(Entries from a dataset)
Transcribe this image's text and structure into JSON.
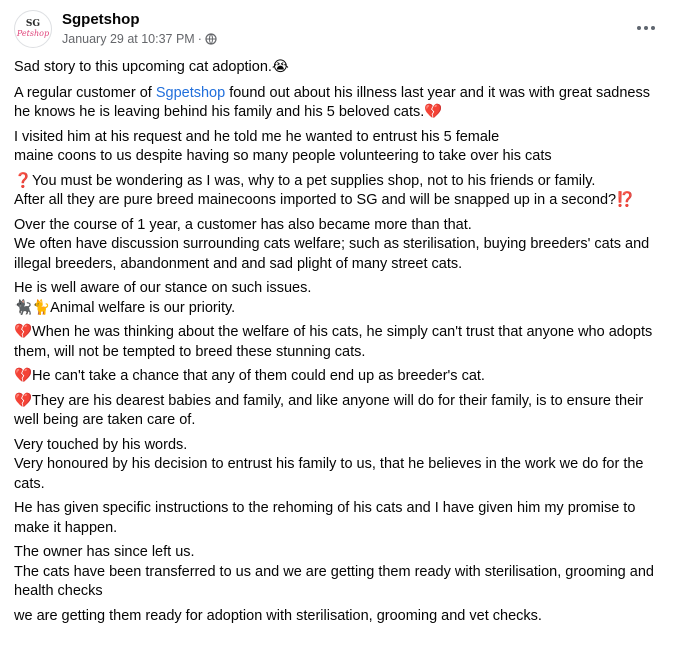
{
  "post": {
    "avatar_text_1": "SG",
    "avatar_text_2": "Petshop",
    "page_name": "Sgpetshop",
    "timestamp": "January 29 at 10:37 PM",
    "separator": "·",
    "privacy_icon": "globe-icon",
    "more_icon": "more-options-icon",
    "paragraphs": [
      "Sad story to this upcoming cat adoption.😭",
      "A regular customer of |Sgpetshop| found out about his illness last year and it was with great sadness he knows he is leaving behind his family and his 5 beloved cats.💔",
      "I visited him at his request and he told me he wanted  to entrust his 5 female\nmaine coons to us despite having so many people volunteering to take over his cats",
      "❓You must be wondering as I was, why to a pet supplies shop,  not to his friends or family.\nAfter all they are pure breed mainecoons imported to SG  and will be snapped up in a second?⁉️",
      "Over the course of 1 year, a customer has also became more than that.\nWe often have discussion surrounding cats welfare; such as sterilisation,  buying breeders' cats and illegal breeders, abandonment and and sad plight of many street cats.",
      "He is well aware of our stance on such issues.\n🐈‍⬛🐈Animal welfare is our priority.",
      "💔When he was thinking about the welfare of his cats, he simply can't trust that anyone who adopts them, will not be tempted to breed these stunning cats.",
      "💔He can't take a chance that any of them could end up as  breeder's cat.",
      "💔They are his dearest babies and family,  and like anyone will do for their family,  is to ensure their well being are taken care of.",
      "Very touched by his words.\nVery honoured by his decision to entrust his family to us, that he believes in the work we do for the cats.",
      "He has given specific instructions to the rehoming of his cats and I have given him my promise to make it happen.",
      "The owner has since left us.\nThe cats have been transferred to us and we are getting them ready with sterilisation, grooming and health checks",
      "we are getting them ready for adoption with sterilisation,  grooming and vet checks."
    ],
    "paragraph_2_prefix": "A regular customer of ",
    "paragraph_2_link": "Sgpetshop",
    "paragraph_2_suffix": " found out about his illness last year and it was with great sadness he knows he is leaving behind his family and his 5 beloved cats.💔"
  },
  "colors": {
    "link": "#216fdb",
    "meta": "#65676b",
    "text": "#050505"
  }
}
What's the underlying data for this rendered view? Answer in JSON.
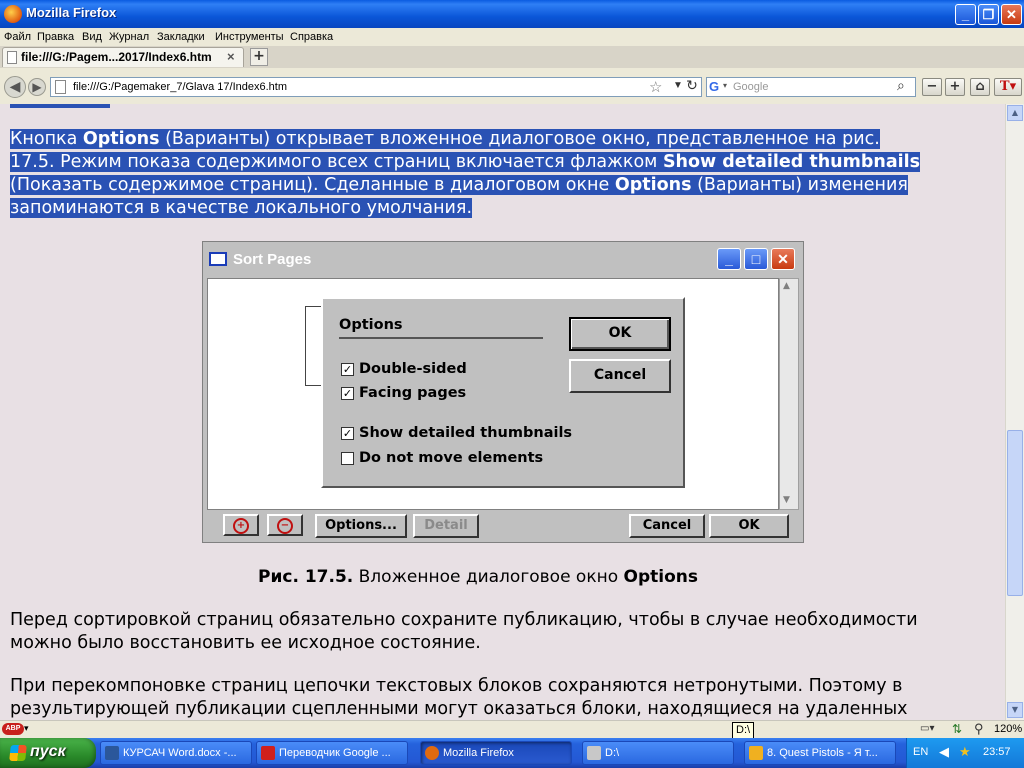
{
  "window": {
    "title": "Mozilla Firefox"
  },
  "menu": [
    "Файл",
    "Правка",
    "Вид",
    "Журнал",
    "Закладки",
    "Инструменты",
    "Справка"
  ],
  "tab": {
    "label": "file:///G:/Pagem...2017/Index6.htm",
    "new_tab": "+",
    "close": "×"
  },
  "nav": {
    "url": "file:///G:/Pagemaker_7/Glava 17/Index6.htm",
    "search_placeholder": "Google",
    "zoom_out": "−",
    "zoom_in": "+"
  },
  "content": {
    "p1": {
      "t1": "Кнопка ",
      "b1": "Options",
      "t2": " (Варианты) открывает вложенное диалоговое окно, представленное на рис.",
      "t3": "17.5. Режим показа содержимого всех страниц включается флажком ",
      "b2": "Show detailed thumbnails",
      "t4": "(Показать содержимое страниц). Сделанные в диалоговом окне ",
      "b3": "Options",
      "t5": " (Варианты) изменения",
      "t6": "запоминаются в качестве локального умолчания."
    },
    "figure": {
      "window_title": "Sort Pages",
      "options_title": "Options",
      "options": [
        {
          "label": "Double-sided",
          "checked": true
        },
        {
          "label": "Facing pages",
          "checked": true
        },
        {
          "label": "Show detailed thumbnails",
          "checked": true
        },
        {
          "label": "Do not move elements",
          "checked": false
        }
      ],
      "ok": "OK",
      "cancel": "Cancel",
      "bottom_options": "Options...",
      "bottom_detail": "Detail",
      "bottom_cancel": "Cancel",
      "bottom_ok": "OK"
    },
    "caption_bold": "Рис. 17.5.",
    "caption_text": " Вложенное диалоговое окно ",
    "caption_bold2": "Options",
    "p2_l1": "Перед сортировкой страниц обязательно сохраните публикацию, чтобы в случае необходимости",
    "p2_l2": "можно было восстановить ее исходное состояние.",
    "p3_l1": "При перекомпоновке страниц цепочки текстовых блоков сохраняются нетронутыми. Поэтому в",
    "p3_l2": "результирующей публикации сцепленными могут оказаться блоки, находящиеся на удаленных"
  },
  "statusbar": {
    "tooltip": "D:\\",
    "zoom": "120%",
    "adblock": "ABP"
  },
  "taskbar": {
    "start": "пуск",
    "tasks": [
      {
        "label": "КУРСАЧ Word.docx -...",
        "color": "#2b579a"
      },
      {
        "label": "Переводчик Google ...",
        "color": "#d0201c"
      },
      {
        "label": "Mozilla Firefox",
        "color": "#e06a10"
      },
      {
        "label": "D:\\",
        "color": "#c8c8c8"
      },
      {
        "label": "8. Quest Pistols - Я т...",
        "color": "#f0b020"
      }
    ],
    "lang": "EN",
    "clock": "23:57"
  }
}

= Exercise task =
Look through the records and gather each line with the word "file".

= Solution for this exercise =
    "label": "file:///G:/Pagem...2017/Index6.htm",
    "url": "file:///G:/Pagemaker_7/Glava 17/Index6.htm",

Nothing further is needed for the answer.